EXERCISE —
All of the data should be output character for character, except the pictures.

[Records about charts and figures]
START

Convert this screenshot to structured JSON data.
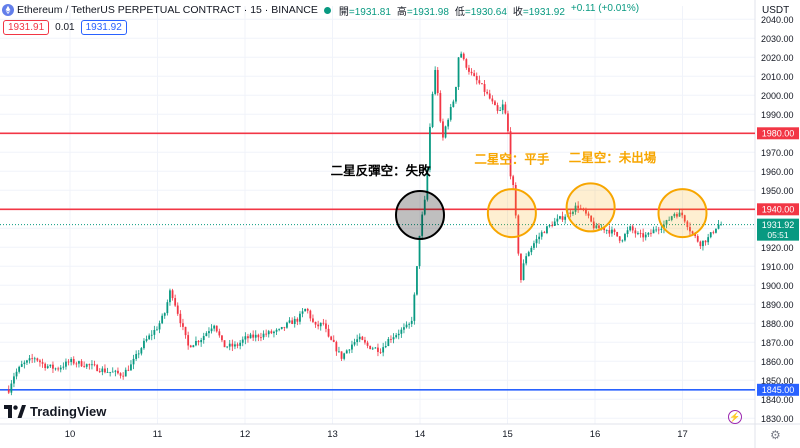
{
  "header": {
    "symbol_title": "Ethereum / TetherUS PERPETUAL CONTRACT · 15 · BINANCE",
    "ohlc": [
      {
        "k": "開",
        "v": "=1931.81"
      },
      {
        "k": "高",
        "v": "=1931.98"
      },
      {
        "k": "低",
        "v": "=1930.64"
      },
      {
        "k": "收",
        "v": "=1931.92"
      },
      {
        "k": "",
        "v": "+0.11 (+0.01%)"
      }
    ],
    "sell_price": "1931.91",
    "spread": "0.01",
    "buy_price": "1931.92",
    "currency": "USDT"
  },
  "branding": {
    "logo_text": "TradingView"
  },
  "colors": {
    "up": "#089981",
    "down": "#f23645",
    "support_line": "#2962ff",
    "resistance_line": "#f23645",
    "circle_orange": "#f7a600",
    "annotation_orange": "#f7a600",
    "annotation_black": "#000000"
  },
  "chart_data": {
    "type": "candlestick",
    "y_axis": {
      "range": [
        1827,
        2047
      ],
      "ticks": [
        1830,
        1840,
        1850,
        1860,
        1870,
        1880,
        1890,
        1900,
        1910,
        1920,
        1930,
        1940,
        1950,
        1960,
        1970,
        1980,
        1990,
        2000,
        2010,
        2020,
        2030,
        2040
      ],
      "tick_labels": [
        "1830.00",
        "1840.00",
        "1850.00",
        "1860.00",
        "1870.00",
        "1880.00",
        "1890.00",
        "1900.00",
        "1910.00",
        "1920.00",
        "1930.00",
        "1940.00",
        "1950.00",
        "1960.00",
        "1970.00",
        "1980.00",
        "1990.00",
        "2000.00",
        "2010.00",
        "2020.00",
        "2030.00",
        "2040.00"
      ]
    },
    "x_axis": {
      "range": [
        9.3,
        17.45
      ],
      "ticks": [
        10,
        11,
        12,
        13,
        14,
        15,
        16,
        17
      ],
      "tick_labels": [
        "10",
        "11",
        "12",
        "13",
        "14",
        "15",
        "16",
        "17"
      ]
    },
    "price_path": [
      [
        9.3,
        1845
      ],
      [
        9.35,
        1852
      ],
      [
        9.45,
        1858
      ],
      [
        9.6,
        1862
      ],
      [
        9.7,
        1858
      ],
      [
        9.85,
        1856
      ],
      [
        10.0,
        1860
      ],
      [
        10.2,
        1858
      ],
      [
        10.4,
        1855
      ],
      [
        10.6,
        1853
      ],
      [
        10.7,
        1858
      ],
      [
        10.85,
        1870
      ],
      [
        11.0,
        1878
      ],
      [
        11.08,
        1885
      ],
      [
        11.15,
        1898
      ],
      [
        11.25,
        1883
      ],
      [
        11.35,
        1868
      ],
      [
        11.5,
        1872
      ],
      [
        11.65,
        1880
      ],
      [
        11.75,
        1868
      ],
      [
        11.9,
        1868
      ],
      [
        12.0,
        1872
      ],
      [
        12.2,
        1874
      ],
      [
        12.4,
        1876
      ],
      [
        12.5,
        1880
      ],
      [
        12.6,
        1882
      ],
      [
        12.7,
        1888
      ],
      [
        12.8,
        1878
      ],
      [
        12.9,
        1880
      ],
      [
        12.95,
        1872
      ],
      [
        13.0,
        1870
      ],
      [
        13.1,
        1862
      ],
      [
        13.2,
        1868
      ],
      [
        13.3,
        1872
      ],
      [
        13.4,
        1868
      ],
      [
        13.55,
        1866
      ],
      [
        13.65,
        1872
      ],
      [
        13.75,
        1875
      ],
      [
        13.85,
        1878
      ],
      [
        13.9,
        1880
      ],
      [
        13.95,
        1900
      ],
      [
        14.0,
        1930
      ],
      [
        14.07,
        1948
      ],
      [
        14.1,
        1975
      ],
      [
        14.15,
        2005
      ],
      [
        14.18,
        2015
      ],
      [
        14.25,
        1975
      ],
      [
        14.3,
        1985
      ],
      [
        14.4,
        2000
      ],
      [
        14.45,
        2025
      ],
      [
        14.5,
        2018
      ],
      [
        14.6,
        2010
      ],
      [
        14.7,
        2005
      ],
      [
        14.8,
        1998
      ],
      [
        14.9,
        1990
      ],
      [
        14.95,
        1995
      ],
      [
        15.0,
        1985
      ],
      [
        15.03,
        1960
      ],
      [
        15.07,
        1950
      ],
      [
        15.12,
        1920
      ],
      [
        15.15,
        1902
      ],
      [
        15.2,
        1915
      ],
      [
        15.3,
        1922
      ],
      [
        15.4,
        1928
      ],
      [
        15.5,
        1932
      ],
      [
        15.6,
        1935
      ],
      [
        15.7,
        1938
      ],
      [
        15.8,
        1942
      ],
      [
        15.9,
        1937
      ],
      [
        16.0,
        1930
      ],
      [
        16.1,
        1930
      ],
      [
        16.2,
        1928
      ],
      [
        16.3,
        1924
      ],
      [
        16.4,
        1930
      ],
      [
        16.5,
        1926
      ],
      [
        16.6,
        1926
      ],
      [
        16.7,
        1930
      ],
      [
        16.8,
        1932
      ],
      [
        16.9,
        1938
      ],
      [
        17.0,
        1937
      ],
      [
        17.1,
        1928
      ],
      [
        17.2,
        1922
      ],
      [
        17.3,
        1925
      ],
      [
        17.4,
        1931.92
      ]
    ],
    "horizontal_lines": [
      {
        "id": "res-1980",
        "value": 1980,
        "label": "1980.00",
        "color": "#f23645"
      },
      {
        "id": "res-1940",
        "value": 1940,
        "label": "1940.00",
        "color": "#f23645"
      },
      {
        "id": "sup-1845",
        "value": 1845,
        "label": "1845.00",
        "color": "#2962ff"
      }
    ],
    "last_price": {
      "value": 1931.92,
      "label": "1931.92",
      "countdown": "05:51",
      "color": "#089981"
    },
    "circles": [
      {
        "id": "circle-black",
        "x": 14.0,
        "y": 1937,
        "color": "#000000",
        "fill": "rgba(0,0,0,0.25)"
      },
      {
        "id": "circle-orange-1",
        "x": 15.05,
        "y": 1938,
        "color": "#f7a600",
        "fill": "rgba(247,166,0,0.18)"
      },
      {
        "id": "circle-orange-2",
        "x": 15.95,
        "y": 1941,
        "color": "#f7a600",
        "fill": "rgba(247,166,0,0.18)"
      },
      {
        "id": "circle-orange-3",
        "x": 17.0,
        "y": 1938,
        "color": "#f7a600",
        "fill": "rgba(247,166,0,0.18)"
      }
    ],
    "annotations": [
      {
        "id": "annotation-1",
        "text": "二星反彈空：失敗",
        "x": 13.55,
        "y": 1958,
        "color": "#000000"
      },
      {
        "id": "annotation-2",
        "text": "二星空：平手",
        "x": 15.05,
        "y": 1964,
        "color": "#f7a600"
      },
      {
        "id": "annotation-3",
        "text": "二星空：未出場",
        "x": 16.2,
        "y": 1965,
        "color": "#f7a600"
      }
    ]
  }
}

END

RESULT —
Convert this screenshot to structured JSON data.
{
  "header": {
    "symbol_title": "Ethereum / TetherUS PERPETUAL CONTRACT · 15 · BINANCE",
    "ohlc": [
      {
        "k": "開",
        "v": "=1931.81"
      },
      {
        "k": "高",
        "v": "=1931.98"
      },
      {
        "k": "低",
        "v": "=1930.64"
      },
      {
        "k": "收",
        "v": "=1931.92"
      },
      {
        "k": "",
        "v": "+0.11 (+0.01%)"
      }
    ],
    "sell_price": "1931.91",
    "spread": "0.01",
    "buy_price": "1931.92",
    "currency": "USDT"
  },
  "branding": {
    "logo_text": "TradingView"
  },
  "colors": {
    "up": "#089981",
    "down": "#f23645",
    "support_line": "#2962ff",
    "resistance_line": "#f23645",
    "circle_orange": "#f7a600",
    "annotation_orange": "#f7a600",
    "annotation_black": "#000000"
  },
  "chart_data": {
    "type": "candlestick",
    "y_axis": {
      "range": [
        1827,
        2047
      ],
      "ticks": [
        1830,
        1840,
        1850,
        1860,
        1870,
        1880,
        1890,
        1900,
        1910,
        1920,
        1930,
        1940,
        1950,
        1960,
        1970,
        1980,
        1990,
        2000,
        2010,
        2020,
        2030,
        2040
      ],
      "tick_labels": [
        "1830.00",
        "1840.00",
        "1850.00",
        "1860.00",
        "1870.00",
        "1880.00",
        "1890.00",
        "1900.00",
        "1910.00",
        "1920.00",
        "1930.00",
        "1940.00",
        "1950.00",
        "1960.00",
        "1970.00",
        "1980.00",
        "1990.00",
        "2000.00",
        "2010.00",
        "2020.00",
        "2030.00",
        "2040.00"
      ]
    },
    "x_axis": {
      "range": [
        9.3,
        17.45
      ],
      "ticks": [
        10,
        11,
        12,
        13,
        14,
        15,
        16,
        17
      ],
      "tick_labels": [
        "10",
        "11",
        "12",
        "13",
        "14",
        "15",
        "16",
        "17"
      ]
    },
    "price_path": [
      [
        9.3,
        1845
      ],
      [
        9.35,
        1852
      ],
      [
        9.45,
        1858
      ],
      [
        9.6,
        1862
      ],
      [
        9.7,
        1858
      ],
      [
        9.85,
        1856
      ],
      [
        10.0,
        1860
      ],
      [
        10.2,
        1858
      ],
      [
        10.4,
        1855
      ],
      [
        10.6,
        1853
      ],
      [
        10.7,
        1858
      ],
      [
        10.85,
        1870
      ],
      [
        11.0,
        1878
      ],
      [
        11.08,
        1885
      ],
      [
        11.15,
        1898
      ],
      [
        11.25,
        1883
      ],
      [
        11.35,
        1868
      ],
      [
        11.5,
        1872
      ],
      [
        11.65,
        1880
      ],
      [
        11.75,
        1868
      ],
      [
        11.9,
        1868
      ],
      [
        12.0,
        1872
      ],
      [
        12.2,
        1874
      ],
      [
        12.4,
        1876
      ],
      [
        12.5,
        1880
      ],
      [
        12.6,
        1882
      ],
      [
        12.7,
        1888
      ],
      [
        12.8,
        1878
      ],
      [
        12.9,
        1880
      ],
      [
        12.95,
        1872
      ],
      [
        13.0,
        1870
      ],
      [
        13.1,
        1862
      ],
      [
        13.2,
        1868
      ],
      [
        13.3,
        1872
      ],
      [
        13.4,
        1868
      ],
      [
        13.55,
        1866
      ],
      [
        13.65,
        1872
      ],
      [
        13.75,
        1875
      ],
      [
        13.85,
        1878
      ],
      [
        13.9,
        1880
      ],
      [
        13.95,
        1900
      ],
      [
        14.0,
        1930
      ],
      [
        14.07,
        1948
      ],
      [
        14.1,
        1975
      ],
      [
        14.15,
        2005
      ],
      [
        14.18,
        2015
      ],
      [
        14.25,
        1975
      ],
      [
        14.3,
        1985
      ],
      [
        14.4,
        2000
      ],
      [
        14.45,
        2025
      ],
      [
        14.5,
        2018
      ],
      [
        14.6,
        2010
      ],
      [
        14.7,
        2005
      ],
      [
        14.8,
        1998
      ],
      [
        14.9,
        1990
      ],
      [
        14.95,
        1995
      ],
      [
        15.0,
        1985
      ],
      [
        15.03,
        1960
      ],
      [
        15.07,
        1950
      ],
      [
        15.12,
        1920
      ],
      [
        15.15,
        1902
      ],
      [
        15.2,
        1915
      ],
      [
        15.3,
        1922
      ],
      [
        15.4,
        1928
      ],
      [
        15.5,
        1932
      ],
      [
        15.6,
        1935
      ],
      [
        15.7,
        1938
      ],
      [
        15.8,
        1942
      ],
      [
        15.9,
        1937
      ],
      [
        16.0,
        1930
      ],
      [
        16.1,
        1930
      ],
      [
        16.2,
        1928
      ],
      [
        16.3,
        1924
      ],
      [
        16.4,
        1930
      ],
      [
        16.5,
        1926
      ],
      [
        16.6,
        1926
      ],
      [
        16.7,
        1930
      ],
      [
        16.8,
        1932
      ],
      [
        16.9,
        1938
      ],
      [
        17.0,
        1937
      ],
      [
        17.1,
        1928
      ],
      [
        17.2,
        1922
      ],
      [
        17.3,
        1925
      ],
      [
        17.4,
        1931.92
      ]
    ],
    "horizontal_lines": [
      {
        "id": "res-1980",
        "value": 1980,
        "label": "1980.00",
        "color": "#f23645"
      },
      {
        "id": "res-1940",
        "value": 1940,
        "label": "1940.00",
        "color": "#f23645"
      },
      {
        "id": "sup-1845",
        "value": 1845,
        "label": "1845.00",
        "color": "#2962ff"
      }
    ],
    "last_price": {
      "value": 1931.92,
      "label": "1931.92",
      "countdown": "05:51",
      "color": "#089981"
    },
    "circles": [
      {
        "id": "circle-black",
        "x": 14.0,
        "y": 1937,
        "color": "#000000",
        "fill": "rgba(0,0,0,0.25)"
      },
      {
        "id": "circle-orange-1",
        "x": 15.05,
        "y": 1938,
        "color": "#f7a600",
        "fill": "rgba(247,166,0,0.18)"
      },
      {
        "id": "circle-orange-2",
        "x": 15.95,
        "y": 1941,
        "color": "#f7a600",
        "fill": "rgba(247,166,0,0.18)"
      },
      {
        "id": "circle-orange-3",
        "x": 17.0,
        "y": 1938,
        "color": "#f7a600",
        "fill": "rgba(247,166,0,0.18)"
      }
    ],
    "annotations": [
      {
        "id": "annotation-1",
        "text": "二星反彈空：失敗",
        "x": 13.55,
        "y": 1958,
        "color": "#000000"
      },
      {
        "id": "annotation-2",
        "text": "二星空：平手",
        "x": 15.05,
        "y": 1964,
        "color": "#f7a600"
      },
      {
        "id": "annotation-3",
        "text": "二星空：未出場",
        "x": 16.2,
        "y": 1965,
        "color": "#f7a600"
      }
    ]
  }
}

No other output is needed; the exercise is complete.